◆ **Work to do**
Which lines of the records contain "مجھے"? Collect every one of them.
.....
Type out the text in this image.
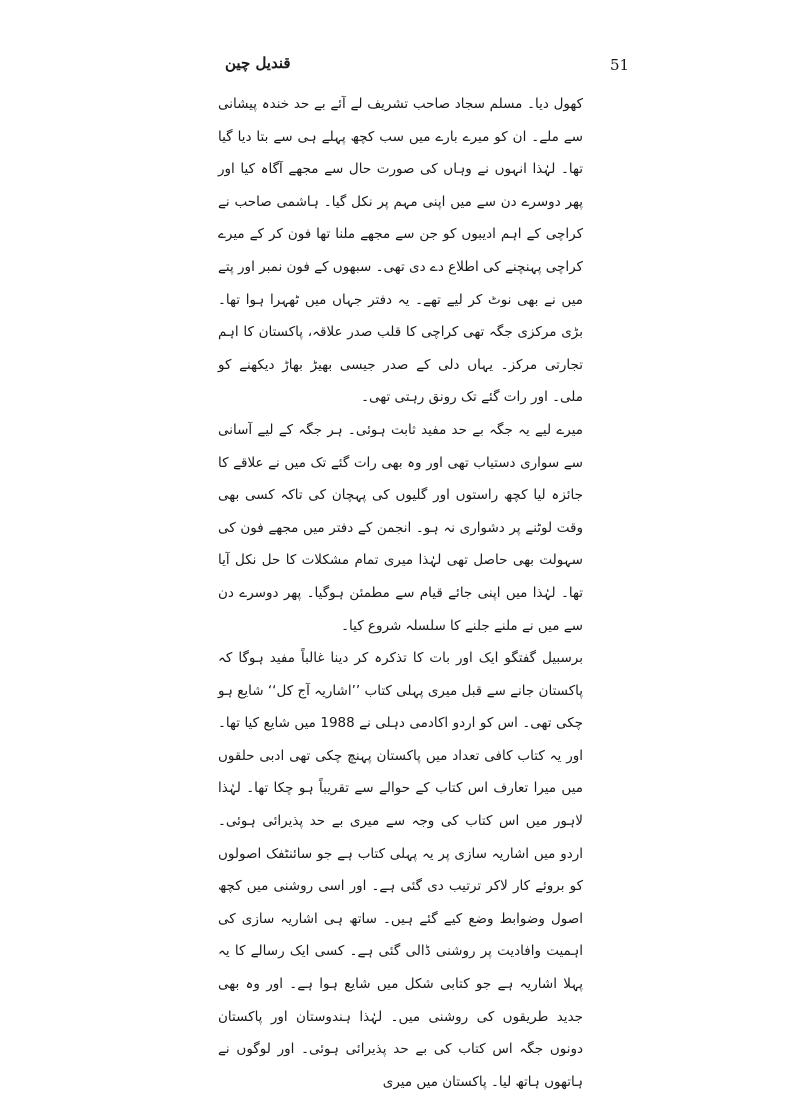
قندیل چین	51

کھول دیا۔ مسلم سجاد صاحب تشریف لے آئے بے حد خندہ پیشانی سے ملے۔ ان کو میرے بارے میں سب کچھ پہلے ہی سے بتا دیا گیا تھا۔ لہٰذا انہوں نے وہاں کی صورت حال سے مجھے آگاہ کیا اور پھر دوسرے دن سے میں اپنی مہم پر نکل گیا۔ ہاشمی صاحب نے کراچی کے اہم ادیبوں کو جن سے مجھے ملنا تھا فون کر کے میرے کراچی پہنچنے کی اطلاع دے دی تھی۔ سبھوں کے فون نمبر اور پتے میں نے بھی نوٹ کر لیے تھے۔ یہ دفتر جہاں میں ٹھہرا ہوا تھا۔ بڑی مرکزی جگہ تھی کراچی کا قلب صدر علاقہ، پاکستان کا اہم تجارتی مرکز۔ یہاں دلی کے صدر جیسی بھیڑ بھاڑ دیکھنے کو ملی۔ اور رات گئے تک رونق رہتی تھی۔

میرے لیے یہ جگہ بے حد مفید ثابت ہوئی۔ ہر جگہ کے لیے آسانی سے سواری دستیاب تھی اور وہ بھی رات گئے تک میں نے علاقے کا جائزہ لیا کچھ راستوں اور گلیوں کی پہچان کی تاکہ کسی بھی وقت لوٹنے پر دشواری نہ ہو۔ انجمن کے دفتر میں مجھے فون کی سہولت بھی حاصل تھی لہٰذا میری تمام مشکلات کا حل نکل آیا تھا۔ لہٰذا میں اپنی جائے قیام سے مطمئن ہوگیا۔ پھر دوسرے دن سے میں نے ملنے جلنے کا سلسلہ شروع کیا۔

برسبیل گفتگو ایک اور بات کا تذکرہ کر دینا غالباً مفید ہوگا کہ پاکستان جانے سے قبل میری پہلی کتاب ’’اشاریہ آج کل‘‘ شایع ہو چکی تھی۔ اس کو اردو اکادمی دہلی نے 1988 میں شایع کیا تھا۔ اور یہ کتاب کافی تعداد میں پاکستان پہنچ چکی تھی ادبی حلقوں میں میرا تعارف اس کتاب کے حوالے سے تقریباً ہو چکا تھا۔ لہٰذا لاہور میں اس کتاب کی وجہ سے میری بے حد پذیرائی ہوئی۔ اردو میں اشاریہ سازی پر یہ پہلی کتاب ہے جو سائنٹفک اصولوں کو بروئے کار لاکر ترتیب دی گئی ہے۔ اور اسی روشنی میں کچھ اصول وضوابط وضع کیے گئے ہیں۔ ساتھ ہی اشاریہ سازی کی اہمیت وافادیت پر روشنی ڈالی گئی ہے۔ کسی ایک رسالے کا یہ پہلا اشاریہ ہے جو کتابی شکل میں شایع ہوا ہے۔ اور وہ بھی جدید طریقوں کی روشنی میں۔ لہٰذا ہندوستان اور پاکستان دونوں جگہ اس کتاب کی بے حد پذیرائی ہوئی۔ اور لوگوں نے ہاتھوں ہاتھ لیا۔ پاکستان میں میری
.....
◆ **Written response**
کھول دیا۔ مسلم سجاد صاحب تشریف لے آئے بے حد خندہ پیشانی سے ملے۔ ان کو میرے بارے میں سب کچھ پہلے ہی سے بتا دیا گیا تھا۔ لہٰذا انہوں نے وہاں کی صورت حال سے مجھے آگاہ کیا اور پھر دوسرے دن سے میں اپنی مہم پر نکل گیا۔ ہاشمی صاحب نے کراچی کے اہم ادیبوں کو جن سے مجھے ملنا تھا فون کر کے میرے کراچی پہنچنے کی اطلاع دے دی تھی۔ سبھوں کے فون نمبر اور پتے میں نے بھی نوٹ کر لیے تھے۔ یہ دفتر جہاں میں ٹھہرا ہوا تھا۔ بڑی مرکزی جگہ تھی کراچی کا قلب صدر علاقہ، پاکستان کا اہم تجارتی مرکز۔ یہاں دلی کے صدر جیسی بھیڑ بھاڑ دیکھنے کو ملی۔ اور رات گئے تک رونق رہتی تھی۔
میرے لیے یہ جگہ بے حد مفید ثابت ہوئی۔ ہر جگہ کے لیے آسانی سے سواری دستیاب تھی اور وہ بھی رات گئے تک میں نے علاقے کا جائزہ لیا کچھ راستوں اور گلیوں کی پہچان کی تاکہ کسی بھی وقت لوٹنے پر دشواری نہ ہو۔ انجمن کے دفتر میں مجھے فون کی سہولت بھی حاصل تھی لہٰذا میری تمام مشکلات کا حل نکل آیا تھا۔ لہٰذا میں اپنی جائے قیام سے مطمئن ہوگیا۔ پھر دوسرے دن سے میں نے ملنے جلنے کا سلسلہ شروع کیا۔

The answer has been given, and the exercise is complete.